• **What the task requires**
Reproduce all of the material word for word.

______

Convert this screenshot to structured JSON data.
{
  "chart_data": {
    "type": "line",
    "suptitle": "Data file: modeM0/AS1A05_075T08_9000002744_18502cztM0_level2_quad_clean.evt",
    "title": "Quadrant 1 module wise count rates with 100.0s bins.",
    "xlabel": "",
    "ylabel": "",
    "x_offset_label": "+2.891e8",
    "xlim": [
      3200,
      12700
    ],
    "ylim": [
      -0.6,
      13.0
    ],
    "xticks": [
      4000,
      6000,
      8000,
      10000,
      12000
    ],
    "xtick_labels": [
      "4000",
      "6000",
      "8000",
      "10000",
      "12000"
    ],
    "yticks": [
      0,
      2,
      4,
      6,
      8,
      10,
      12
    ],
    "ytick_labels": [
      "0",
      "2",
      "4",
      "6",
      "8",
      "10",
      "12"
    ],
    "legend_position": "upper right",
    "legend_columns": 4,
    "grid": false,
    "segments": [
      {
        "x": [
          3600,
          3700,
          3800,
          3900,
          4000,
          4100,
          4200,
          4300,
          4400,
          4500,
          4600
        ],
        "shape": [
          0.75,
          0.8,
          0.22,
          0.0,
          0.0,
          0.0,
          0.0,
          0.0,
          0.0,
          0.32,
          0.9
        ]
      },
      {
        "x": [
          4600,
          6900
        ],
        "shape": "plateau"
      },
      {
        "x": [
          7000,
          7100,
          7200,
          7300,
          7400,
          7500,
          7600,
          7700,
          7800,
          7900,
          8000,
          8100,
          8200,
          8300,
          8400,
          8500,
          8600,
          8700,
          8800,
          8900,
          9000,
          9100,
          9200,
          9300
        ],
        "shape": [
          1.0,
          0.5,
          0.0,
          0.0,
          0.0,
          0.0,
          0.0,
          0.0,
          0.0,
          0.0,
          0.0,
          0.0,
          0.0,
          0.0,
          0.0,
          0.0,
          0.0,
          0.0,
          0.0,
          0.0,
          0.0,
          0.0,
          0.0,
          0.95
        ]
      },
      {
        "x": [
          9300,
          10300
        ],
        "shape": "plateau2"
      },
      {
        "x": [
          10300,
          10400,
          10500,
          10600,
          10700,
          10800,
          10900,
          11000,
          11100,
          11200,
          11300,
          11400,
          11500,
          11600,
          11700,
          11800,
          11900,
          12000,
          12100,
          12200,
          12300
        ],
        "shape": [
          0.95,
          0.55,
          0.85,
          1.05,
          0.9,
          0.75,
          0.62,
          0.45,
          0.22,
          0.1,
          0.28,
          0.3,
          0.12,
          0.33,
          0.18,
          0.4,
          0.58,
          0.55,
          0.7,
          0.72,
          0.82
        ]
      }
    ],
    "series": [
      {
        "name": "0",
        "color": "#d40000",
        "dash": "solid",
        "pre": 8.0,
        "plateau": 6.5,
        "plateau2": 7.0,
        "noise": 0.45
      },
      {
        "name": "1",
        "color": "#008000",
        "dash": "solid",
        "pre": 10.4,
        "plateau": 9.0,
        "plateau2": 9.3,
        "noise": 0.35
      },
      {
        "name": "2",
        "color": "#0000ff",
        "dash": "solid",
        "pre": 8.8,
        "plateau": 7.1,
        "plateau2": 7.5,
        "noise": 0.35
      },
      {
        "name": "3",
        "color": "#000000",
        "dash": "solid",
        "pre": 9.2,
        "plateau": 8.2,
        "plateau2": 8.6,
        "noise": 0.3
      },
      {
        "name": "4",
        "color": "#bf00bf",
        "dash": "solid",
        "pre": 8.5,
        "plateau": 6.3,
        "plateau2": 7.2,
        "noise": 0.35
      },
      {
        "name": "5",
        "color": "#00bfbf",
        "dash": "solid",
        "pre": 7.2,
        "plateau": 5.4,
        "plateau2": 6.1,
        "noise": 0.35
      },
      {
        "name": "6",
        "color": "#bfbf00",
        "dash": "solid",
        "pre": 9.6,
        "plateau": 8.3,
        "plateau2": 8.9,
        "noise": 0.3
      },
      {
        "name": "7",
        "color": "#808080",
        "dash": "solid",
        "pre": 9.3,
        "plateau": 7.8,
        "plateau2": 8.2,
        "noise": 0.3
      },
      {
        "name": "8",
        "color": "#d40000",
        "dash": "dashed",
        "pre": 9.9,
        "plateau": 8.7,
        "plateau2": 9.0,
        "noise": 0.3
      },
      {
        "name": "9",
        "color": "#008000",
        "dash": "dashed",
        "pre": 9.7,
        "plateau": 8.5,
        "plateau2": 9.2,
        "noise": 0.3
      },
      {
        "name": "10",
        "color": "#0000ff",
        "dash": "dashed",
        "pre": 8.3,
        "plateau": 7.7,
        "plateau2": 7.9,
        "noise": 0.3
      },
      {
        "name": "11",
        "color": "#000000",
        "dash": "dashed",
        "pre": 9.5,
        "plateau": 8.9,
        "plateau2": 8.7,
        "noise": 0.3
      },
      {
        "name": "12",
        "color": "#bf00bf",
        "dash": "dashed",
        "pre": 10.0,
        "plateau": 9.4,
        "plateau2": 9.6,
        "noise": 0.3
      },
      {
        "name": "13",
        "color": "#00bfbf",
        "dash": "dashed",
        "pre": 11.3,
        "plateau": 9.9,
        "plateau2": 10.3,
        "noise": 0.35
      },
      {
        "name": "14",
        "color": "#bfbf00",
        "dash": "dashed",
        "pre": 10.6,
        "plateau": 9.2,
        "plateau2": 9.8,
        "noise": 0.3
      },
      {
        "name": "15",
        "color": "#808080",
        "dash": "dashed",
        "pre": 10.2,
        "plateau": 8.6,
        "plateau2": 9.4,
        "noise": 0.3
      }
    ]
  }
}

______

• **Solution for this problem**
Convert this screenshot to structured JSON data.
{
  "chart_data": {
    "type": "line",
    "suptitle": "Data file: modeM0/AS1A05_075T08_9000002744_18502cztM0_level2_quad_clean.evt",
    "title": "Quadrant 1 module wise count rates with 100.0s bins.",
    "xlabel": "",
    "ylabel": "",
    "x_offset_label": "+2.891e8",
    "xlim": [
      3200,
      12700
    ],
    "ylim": [
      -0.6,
      13.0
    ],
    "xticks": [
      4000,
      6000,
      8000,
      10000,
      12000
    ],
    "xtick_labels": [
      "4000",
      "6000",
      "8000",
      "10000",
      "12000"
    ],
    "yticks": [
      0,
      2,
      4,
      6,
      8,
      10,
      12
    ],
    "ytick_labels": [
      "0",
      "2",
      "4",
      "6",
      "8",
      "10",
      "12"
    ],
    "legend_position": "upper right",
    "legend_columns": 4,
    "grid": false,
    "segments": [
      {
        "x": [
          3600,
          3700,
          3800,
          3900,
          4000,
          4100,
          4200,
          4300,
          4400,
          4500,
          4600
        ],
        "shape": [
          0.75,
          0.8,
          0.22,
          0.0,
          0.0,
          0.0,
          0.0,
          0.0,
          0.0,
          0.32,
          0.9
        ]
      },
      {
        "x": [
          4600,
          6900
        ],
        "shape": "plateau"
      },
      {
        "x": [
          7000,
          7100,
          7200,
          7300,
          7400,
          7500,
          7600,
          7700,
          7800,
          7900,
          8000,
          8100,
          8200,
          8300,
          8400,
          8500,
          8600,
          8700,
          8800,
          8900,
          9000,
          9100,
          9200,
          9300
        ],
        "shape": [
          1.0,
          0.5,
          0.0,
          0.0,
          0.0,
          0.0,
          0.0,
          0.0,
          0.0,
          0.0,
          0.0,
          0.0,
          0.0,
          0.0,
          0.0,
          0.0,
          0.0,
          0.0,
          0.0,
          0.0,
          0.0,
          0.0,
          0.0,
          0.95
        ]
      },
      {
        "x": [
          9300,
          10300
        ],
        "shape": "plateau2"
      },
      {
        "x": [
          10300,
          10400,
          10500,
          10600,
          10700,
          10800,
          10900,
          11000,
          11100,
          11200,
          11300,
          11400,
          11500,
          11600,
          11700,
          11800,
          11900,
          12000,
          12100,
          12200,
          12300
        ],
        "shape": [
          0.95,
          0.55,
          0.85,
          1.05,
          0.9,
          0.75,
          0.62,
          0.45,
          0.22,
          0.1,
          0.28,
          0.3,
          0.12,
          0.33,
          0.18,
          0.4,
          0.58,
          0.55,
          0.7,
          0.72,
          0.82
        ]
      }
    ],
    "series": [
      {
        "name": "0",
        "color": "#d40000",
        "dash": "solid",
        "pre": 8.0,
        "plateau": 6.5,
        "plateau2": 7.0,
        "noise": 0.45
      },
      {
        "name": "1",
        "color": "#008000",
        "dash": "solid",
        "pre": 10.4,
        "plateau": 9.0,
        "plateau2": 9.3,
        "noise": 0.35
      },
      {
        "name": "2",
        "color": "#0000ff",
        "dash": "solid",
        "pre": 8.8,
        "plateau": 7.1,
        "plateau2": 7.5,
        "noise": 0.35
      },
      {
        "name": "3",
        "color": "#000000",
        "dash": "solid",
        "pre": 9.2,
        "plateau": 8.2,
        "plateau2": 8.6,
        "noise": 0.3
      },
      {
        "name": "4",
        "color": "#bf00bf",
        "dash": "solid",
        "pre": 8.5,
        "plateau": 6.3,
        "plateau2": 7.2,
        "noise": 0.35
      },
      {
        "name": "5",
        "color": "#00bfbf",
        "dash": "solid",
        "pre": 7.2,
        "plateau": 5.4,
        "plateau2": 6.1,
        "noise": 0.35
      },
      {
        "name": "6",
        "color": "#bfbf00",
        "dash": "solid",
        "pre": 9.6,
        "plateau": 8.3,
        "plateau2": 8.9,
        "noise": 0.3
      },
      {
        "name": "7",
        "color": "#808080",
        "dash": "solid",
        "pre": 9.3,
        "plateau": 7.8,
        "plateau2": 8.2,
        "noise": 0.3
      },
      {
        "name": "8",
        "color": "#d40000",
        "dash": "dashed",
        "pre": 9.9,
        "plateau": 8.7,
        "plateau2": 9.0,
        "noise": 0.3
      },
      {
        "name": "9",
        "color": "#008000",
        "dash": "dashed",
        "pre": 9.7,
        "plateau": 8.5,
        "plateau2": 9.2,
        "noise": 0.3
      },
      {
        "name": "10",
        "color": "#0000ff",
        "dash": "dashed",
        "pre": 8.3,
        "plateau": 7.7,
        "plateau2": 7.9,
        "noise": 0.3
      },
      {
        "name": "11",
        "color": "#000000",
        "dash": "dashed",
        "pre": 9.5,
        "plateau": 8.9,
        "plateau2": 8.7,
        "noise": 0.3
      },
      {
        "name": "12",
        "color": "#bf00bf",
        "dash": "dashed",
        "pre": 10.0,
        "plateau": 9.4,
        "plateau2": 9.6,
        "noise": 0.3
      },
      {
        "name": "13",
        "color": "#00bfbf",
        "dash": "dashed",
        "pre": 11.3,
        "plateau": 9.9,
        "plateau2": 10.3,
        "noise": 0.35
      },
      {
        "name": "14",
        "color": "#bfbf00",
        "dash": "dashed",
        "pre": 10.6,
        "plateau": 9.2,
        "plateau2": 9.8,
        "noise": 0.3
      },
      {
        "name": "15",
        "color": "#808080",
        "dash": "dashed",
        "pre": 10.2,
        "plateau": 8.6,
        "plateau2": 9.4,
        "noise": 0.3
      }
    ]
  }
}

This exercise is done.